• _Problem description_: Return all of the data exactly, with nothing left out but the pictures.

---- Data in this exercise

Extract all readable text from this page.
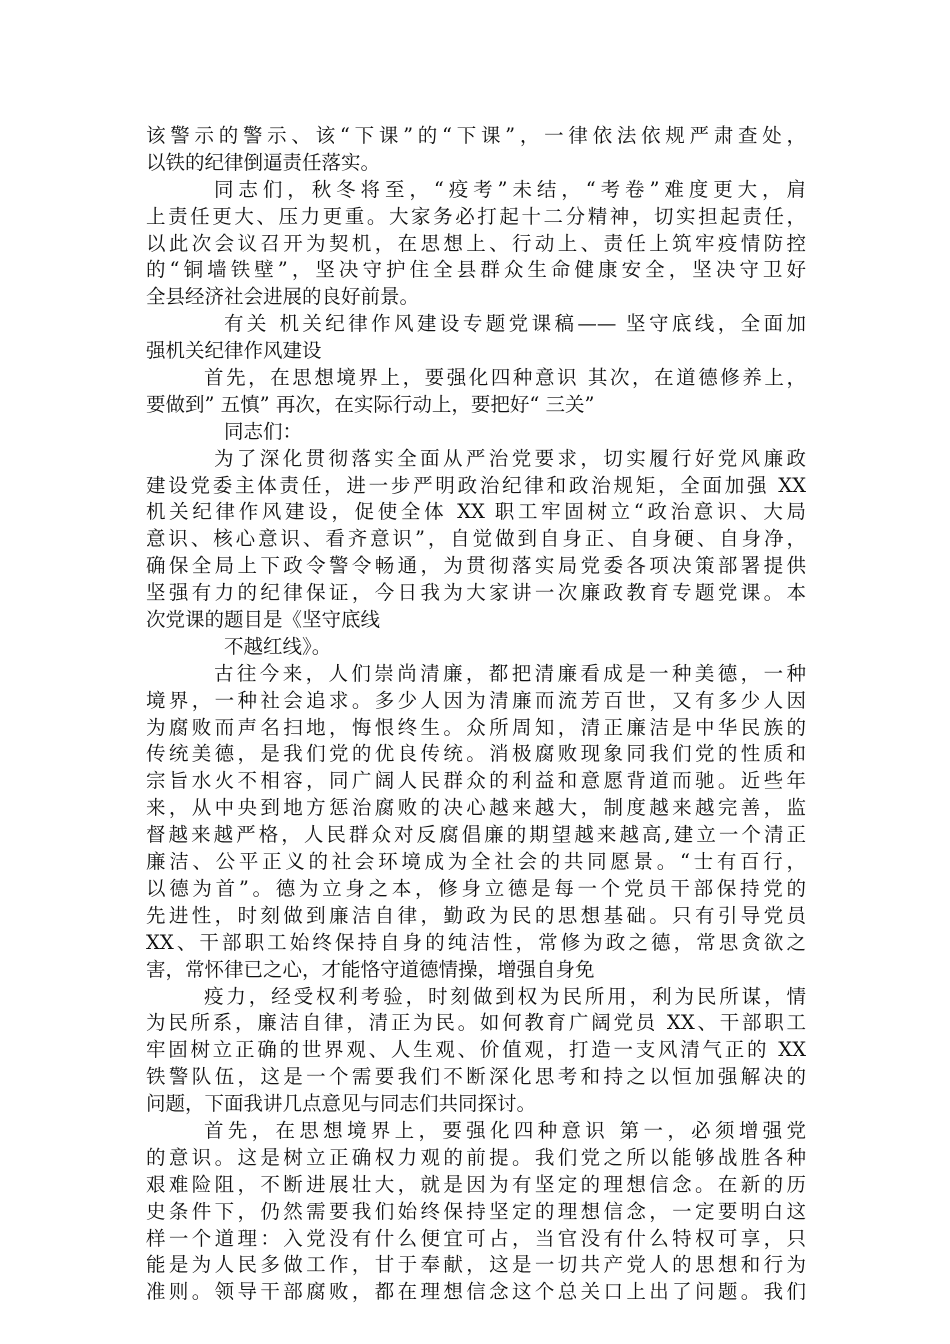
该警示的警示、该“下课”的“下课”，一律依法依规严肃查处，
以铁的纪律倒逼责任落实。
同志们，秋冬将至，“疫考”未结，“考卷”难度更大，肩
上责任更大、压力更重。大家务必打起十二分精神，切实担起责任，
以此次会议召开为契机，在思想上、行动上、责任上筑牢疫情防控
的“铜墙铁壁”，坚决守护住全县群众生命健康安全，坚决守卫好
全县经济社会进展的良好前景。
有关 机关纪律作风建设专题党课稿—— 坚守底线，全面加
强机关纪律作风建设
首先，在思想境界上，要强化四种意识 其次，在道德修养上，
要做到” 五慎” 再次，在实际行动上，要把好“ 三关”
同志们：
为了深化贯彻落实全面从严治党要求，切实履行好党风廉政
建设党委主体责任，进一步严明政治纪律和政治规矩，全面加强 XX
机关纪律作风建设，促使全体 XX 职工牢固树立“政治意识、大局
意识、核心意识、看齐意识”，自觉做到自身正、自身硬、自身净，
确保全局上下政令警令畅通，为贯彻落实局党委各项决策部署提供
坚强有力的纪律保证，今日我为大家讲一次廉政教育专题党课。本
次党课的题目是《坚守底线
不越红线》。
古往今来，人们崇尚清廉，都把清廉看成是一种美德，一种
境界，一种社会追求。多少人因为清廉而流芳百世，又有多少人因
为腐败而声名扫地，悔恨终生。众所周知，清正廉洁是中华民族的
传统美德，是我们党的优良传统。消极腐败现象同我们党的性质和
宗旨水火不相容，同广阔人民群众的利益和意愿背道而驰。近些年
来，从中央到地方惩治腐败的决心越来越大，制度越来越完善，监
督越来越严格，人民群众对反腐倡廉的期望越来越高,建立一个清正
廉洁、公平正义的社会环境成为全社会的共同愿景。“士有百行，
以德为首”。德为立身之本，修身立德是每一个党员干部保持党的
先进性，时刻做到廉洁自律，勤政为民的思想基础。只有引导党员
XX、干部职工始终保持自身的纯洁性，常修为政之德，常思贪欲之
害，常怀律已之心，才能恪守道德情操，增强自身免
疫力，经受权利考验，时刻做到权为民所用，利为民所谋，情
为民所系，廉洁自律，清正为民。如何教育广阔党员 XX、干部职工
牢固树立正确的世界观、人生观、价值观，打造一支风清气正的 XX
铁警队伍，这是一个需要我们不断深化思考和持之以恒加强解决的
问题，下面我讲几点意见与同志们共同探讨。
首先，在思想境界上，要强化四种意识 第一，必须增强党
的意识。这是树立正确权力观的前提。我们党之所以能够战胜各种
艰难险阻，不断进展壮大，就是因为有坚定的理想信念。在新的历
史条件下，仍然需要我们始终保持坚定的理想信念，一定要明白这
样一个道理：入党没有什么便宜可占，当官没有什么特权可享，只
能是为人民多做工作，甘于奉献，这是一切共产党人的思想和行为
准则。领导干部腐败，都在理想信念这个总关口上出了问题。我们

--------

• _Full response_:
Extract all readable text from this page.
该警示的警示、该“下课”的“下课”，一律依法依规严肃查处，
以铁的纪律倒逼责任落实。
同志们，秋冬将至，“疫考”未结，“考卷”难度更大，肩
上责任更大、压力更重。大家务必打起十二分精神，切实担起责任，
以此次会议召开为契机，在思想上、行动上、责任上筑牢疫情防控
的“铜墙铁壁”，坚决守护住全县群众生命健康安全，坚决守卫好
全县经济社会进展的良好前景。
有关 机关纪律作风建设专题党课稿—— 坚守底线，全面加
强机关纪律作风建设
首先，在思想境界上，要强化四种意识 其次，在道德修养上，
要做到” 五慎” 再次，在实际行动上，要把好“ 三关”
同志们：
为了深化贯彻落实全面从严治党要求，切实履行好党风廉政
建设党委主体责任，进一步严明政治纪律和政治规矩，全面加强 XX
机关纪律作风建设，促使全体 XX 职工牢固树立“政治意识、大局
意识、核心意识、看齐意识”，自觉做到自身正、自身硬、自身净，
确保全局上下政令警令畅通，为贯彻落实局党委各项决策部署提供
坚强有力的纪律保证，今日我为大家讲一次廉政教育专题党课。本
次党课的题目是《坚守底线
不越红线》。
古往今来，人们崇尚清廉，都把清廉看成是一种美德，一种
境界，一种社会追求。多少人因为清廉而流芳百世，又有多少人因
为腐败而声名扫地，悔恨终生。众所周知，清正廉洁是中华民族的
传统美德，是我们党的优良传统。消极腐败现象同我们党的性质和
宗旨水火不相容，同广阔人民群众的利益和意愿背道而驰。近些年
来，从中央到地方惩治腐败的决心越来越大，制度越来越完善，监
督越来越严格，人民群众对反腐倡廉的期望越来越高,建立一个清正
廉洁、公平正义的社会环境成为全社会的共同愿景。“士有百行，
以德为首”。德为立身之本，修身立德是每一个党员干部保持党的
先进性，时刻做到廉洁自律，勤政为民的思想基础。只有引导党员
XX、干部职工始终保持自身的纯洁性，常修为政之德，常思贪欲之
害，常怀律已之心，才能恪守道德情操，增强自身免
疫力，经受权利考验，时刻做到权为民所用，利为民所谋，情
为民所系，廉洁自律，清正为民。如何教育广阔党员 XX、干部职工
牢固树立正确的世界观、人生观、价值观，打造一支风清气正的 XX
铁警队伍，这是一个需要我们不断深化思考和持之以恒加强解决的
问题，下面我讲几点意见与同志们共同探讨。
首先，在思想境界上，要强化四种意识 第一，必须增强党
的意识。这是树立正确权力观的前提。我们党之所以能够战胜各种
艰难险阻，不断进展壮大，就是因为有坚定的理想信念。在新的历
史条件下，仍然需要我们始终保持坚定的理想信念，一定要明白这
样一个道理：入党没有什么便宜可占，当官没有什么特权可享，只
能是为人民多做工作，甘于奉献，这是一切共产党人的思想和行为
准则。领导干部腐败，都在理想信念这个总关口上出了问题。我们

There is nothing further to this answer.